GIVEN REQUEST » Reproduce this listing in full.

EXERCISE INPUT »
******************************

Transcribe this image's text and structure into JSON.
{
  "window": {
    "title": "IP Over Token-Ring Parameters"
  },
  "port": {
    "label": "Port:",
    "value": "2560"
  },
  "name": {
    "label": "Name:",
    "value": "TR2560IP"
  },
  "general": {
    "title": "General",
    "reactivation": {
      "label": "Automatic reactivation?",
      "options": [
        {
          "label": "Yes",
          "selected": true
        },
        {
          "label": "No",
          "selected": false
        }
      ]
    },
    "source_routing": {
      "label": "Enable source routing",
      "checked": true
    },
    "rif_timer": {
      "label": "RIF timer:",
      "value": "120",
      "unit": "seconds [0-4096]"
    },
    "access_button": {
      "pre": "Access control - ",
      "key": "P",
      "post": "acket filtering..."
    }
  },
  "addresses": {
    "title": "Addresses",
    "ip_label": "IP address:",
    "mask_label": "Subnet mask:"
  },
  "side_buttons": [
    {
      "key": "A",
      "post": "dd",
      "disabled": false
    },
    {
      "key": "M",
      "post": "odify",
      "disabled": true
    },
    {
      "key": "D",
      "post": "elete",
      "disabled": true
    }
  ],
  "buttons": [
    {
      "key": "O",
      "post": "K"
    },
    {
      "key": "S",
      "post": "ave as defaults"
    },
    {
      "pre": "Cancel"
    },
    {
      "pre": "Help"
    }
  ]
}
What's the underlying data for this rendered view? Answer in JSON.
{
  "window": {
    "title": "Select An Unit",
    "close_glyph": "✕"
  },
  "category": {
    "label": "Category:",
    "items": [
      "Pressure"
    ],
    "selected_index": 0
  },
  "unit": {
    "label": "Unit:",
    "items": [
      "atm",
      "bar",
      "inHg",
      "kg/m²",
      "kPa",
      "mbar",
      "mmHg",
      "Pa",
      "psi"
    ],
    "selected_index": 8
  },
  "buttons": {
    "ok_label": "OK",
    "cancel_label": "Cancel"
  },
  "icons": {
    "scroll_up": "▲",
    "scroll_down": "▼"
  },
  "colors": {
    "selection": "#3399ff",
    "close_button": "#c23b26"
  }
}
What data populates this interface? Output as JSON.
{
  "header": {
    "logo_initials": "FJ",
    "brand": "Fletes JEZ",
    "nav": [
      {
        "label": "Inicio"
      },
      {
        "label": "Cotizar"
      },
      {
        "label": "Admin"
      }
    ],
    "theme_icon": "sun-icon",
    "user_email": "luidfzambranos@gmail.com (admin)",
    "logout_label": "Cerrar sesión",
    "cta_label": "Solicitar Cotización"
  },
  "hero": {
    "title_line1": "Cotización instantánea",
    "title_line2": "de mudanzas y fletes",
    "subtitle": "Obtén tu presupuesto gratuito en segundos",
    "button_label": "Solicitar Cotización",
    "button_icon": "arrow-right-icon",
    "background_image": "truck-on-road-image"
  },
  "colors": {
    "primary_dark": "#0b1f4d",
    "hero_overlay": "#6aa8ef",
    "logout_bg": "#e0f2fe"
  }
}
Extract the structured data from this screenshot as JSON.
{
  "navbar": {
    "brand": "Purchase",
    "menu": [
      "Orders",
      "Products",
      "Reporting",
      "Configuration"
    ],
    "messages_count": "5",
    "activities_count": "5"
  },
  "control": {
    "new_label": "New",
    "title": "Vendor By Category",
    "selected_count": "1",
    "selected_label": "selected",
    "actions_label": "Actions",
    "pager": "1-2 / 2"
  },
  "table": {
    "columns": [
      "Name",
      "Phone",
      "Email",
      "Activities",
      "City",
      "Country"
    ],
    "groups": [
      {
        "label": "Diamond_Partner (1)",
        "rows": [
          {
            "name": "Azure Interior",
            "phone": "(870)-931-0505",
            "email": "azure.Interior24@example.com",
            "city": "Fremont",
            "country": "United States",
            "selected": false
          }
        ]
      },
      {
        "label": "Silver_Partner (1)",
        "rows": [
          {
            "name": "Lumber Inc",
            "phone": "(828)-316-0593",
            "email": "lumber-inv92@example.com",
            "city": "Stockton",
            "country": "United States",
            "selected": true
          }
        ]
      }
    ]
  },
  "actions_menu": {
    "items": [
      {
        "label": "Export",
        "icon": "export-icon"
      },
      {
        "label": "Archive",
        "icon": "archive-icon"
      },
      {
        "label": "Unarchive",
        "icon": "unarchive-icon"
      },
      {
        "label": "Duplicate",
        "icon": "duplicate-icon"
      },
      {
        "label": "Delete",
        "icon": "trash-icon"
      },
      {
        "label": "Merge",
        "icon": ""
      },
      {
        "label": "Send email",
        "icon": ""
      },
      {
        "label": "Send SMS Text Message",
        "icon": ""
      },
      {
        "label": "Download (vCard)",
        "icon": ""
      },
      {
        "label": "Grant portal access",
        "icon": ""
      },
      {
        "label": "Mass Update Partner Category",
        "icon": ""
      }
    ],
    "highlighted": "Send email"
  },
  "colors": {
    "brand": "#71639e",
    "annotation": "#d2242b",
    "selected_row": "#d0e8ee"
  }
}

******************************

COMPLETED EXERCISE »
Transcribe this image's text and structure into JSON.
{
  "window": {
    "title": "IP Over Token-Ring Parameters"
  },
  "port": {
    "label": "Port:",
    "value": "2560"
  },
  "name": {
    "label": "Name:",
    "value": "TR2560IP"
  },
  "general": {
    "title": "General",
    "reactivation": {
      "label": "Automatic reactivation?",
      "options": [
        {
          "label": "Yes",
          "selected": true
        },
        {
          "label": "No",
          "selected": false
        }
      ]
    },
    "source_routing": {
      "label": "Enable source routing",
      "checked": true
    },
    "rif_timer": {
      "label": "RIF timer:",
      "value": "120",
      "unit": "seconds [0-4096]"
    },
    "access_button": {
      "pre": "Access control - ",
      "key": "P",
      "post": "acket filtering..."
    }
  },
  "addresses": {
    "title": "Addresses",
    "ip_label": "IP address:",
    "mask_label": "Subnet mask:"
  },
  "side_buttons": [
    {
      "key": "A",
      "post": "dd",
      "disabled": false
    },
    {
      "key": "M",
      "post": "odify",
      "disabled": true
    },
    {
      "key": "D",
      "post": "elete",
      "disabled": true
    }
  ],
  "buttons": [
    {
      "key": "O",
      "post": "K"
    },
    {
      "key": "S",
      "post": "ave as defaults"
    },
    {
      "pre": "Cancel"
    },
    {
      "pre": "Help"
    }
  ]
}
What's the underlying data for this rendered view? Answer in JSON.
{
  "window": {
    "title": "Select An Unit",
    "close_glyph": "✕"
  },
  "category": {
    "label": "Category:",
    "items": [
      "Pressure"
    ],
    "selected_index": 0
  },
  "unit": {
    "label": "Unit:",
    "items": [
      "atm",
      "bar",
      "inHg",
      "kg/m²",
      "kPa",
      "mbar",
      "mmHg",
      "Pa",
      "psi"
    ],
    "selected_index": 8
  },
  "buttons": {
    "ok_label": "OK",
    "cancel_label": "Cancel"
  },
  "icons": {
    "scroll_up": "▲",
    "scroll_down": "▼"
  },
  "colors": {
    "selection": "#3399ff",
    "close_button": "#c23b26"
  }
}
What data populates this interface? Output as JSON.
{
  "header": {
    "logo_initials": "FJ",
    "brand": "Fletes JEZ",
    "nav": [
      {
        "label": "Inicio"
      },
      {
        "label": "Cotizar"
      },
      {
        "label": "Admin"
      }
    ],
    "theme_icon": "sun-icon",
    "user_email": "luidfzambranos@gmail.com (admin)",
    "logout_label": "Cerrar sesión",
    "cta_label": "Solicitar Cotización"
  },
  "hero": {
    "title_line1": "Cotización instantánea",
    "title_line2": "de mudanzas y fletes",
    "subtitle": "Obtén tu presupuesto gratuito en segundos",
    "button_label": "Solicitar Cotización",
    "button_icon": "arrow-right-icon",
    "background_image": "truck-on-road-image"
  },
  "colors": {
    "primary_dark": "#0b1f4d",
    "hero_overlay": "#6aa8ef",
    "logout_bg": "#e0f2fe"
  }
}
Extract the structured data from this screenshot as JSON.
{
  "navbar": {
    "brand": "Purchase",
    "menu": [
      "Orders",
      "Products",
      "Reporting",
      "Configuration"
    ],
    "messages_count": "5",
    "activities_count": "5"
  },
  "control": {
    "new_label": "New",
    "title": "Vendor By Category",
    "selected_count": "1",
    "selected_label": "selected",
    "actions_label": "Actions",
    "pager": "1-2 / 2"
  },
  "table": {
    "columns": [
      "Name",
      "Phone",
      "Email",
      "Activities",
      "City",
      "Country"
    ],
    "groups": [
      {
        "label": "Diamond_Partner (1)",
        "rows": [
          {
            "name": "Azure Interior",
            "phone": "(870)-931-0505",
            "email": "azure.Interior24@example.com",
            "city": "Fremont",
            "country": "United States",
            "selected": false
          }
        ]
      },
      {
        "label": "Silver_Partner (1)",
        "rows": [
          {
            "name": "Lumber Inc",
            "phone": "(828)-316-0593",
            "email": "lumber-inv92@example.com",
            "city": "Stockton",
            "country": "United States",
            "selected": true
          }
        ]
      }
    ]
  },
  "actions_menu": {
    "items": [
      {
        "label": "Export",
        "icon": "export-icon"
      },
      {
        "label": "Archive",
        "icon": "archive-icon"
      },
      {
        "label": "Unarchive",
        "icon": "unarchive-icon"
      },
      {
        "label": "Duplicate",
        "icon": "duplicate-icon"
      },
      {
        "label": "Delete",
        "icon": "trash-icon"
      },
      {
        "label": "Merge",
        "icon": ""
      },
      {
        "label": "Send email",
        "icon": ""
      },
      {
        "label": "Send SMS Text Message",
        "icon": ""
      },
      {
        "label": "Download (vCard)",
        "icon": ""
      },
      {
        "label": "Grant portal access",
        "icon": ""
      },
      {
        "label": "Mass Update Partner Category",
        "icon": ""
      }
    ],
    "highlighted": "Send email"
  },
  "colors": {
    "brand": "#71639e",
    "annotation": "#d2242b",
    "selected_row": "#d0e8ee"
  }
}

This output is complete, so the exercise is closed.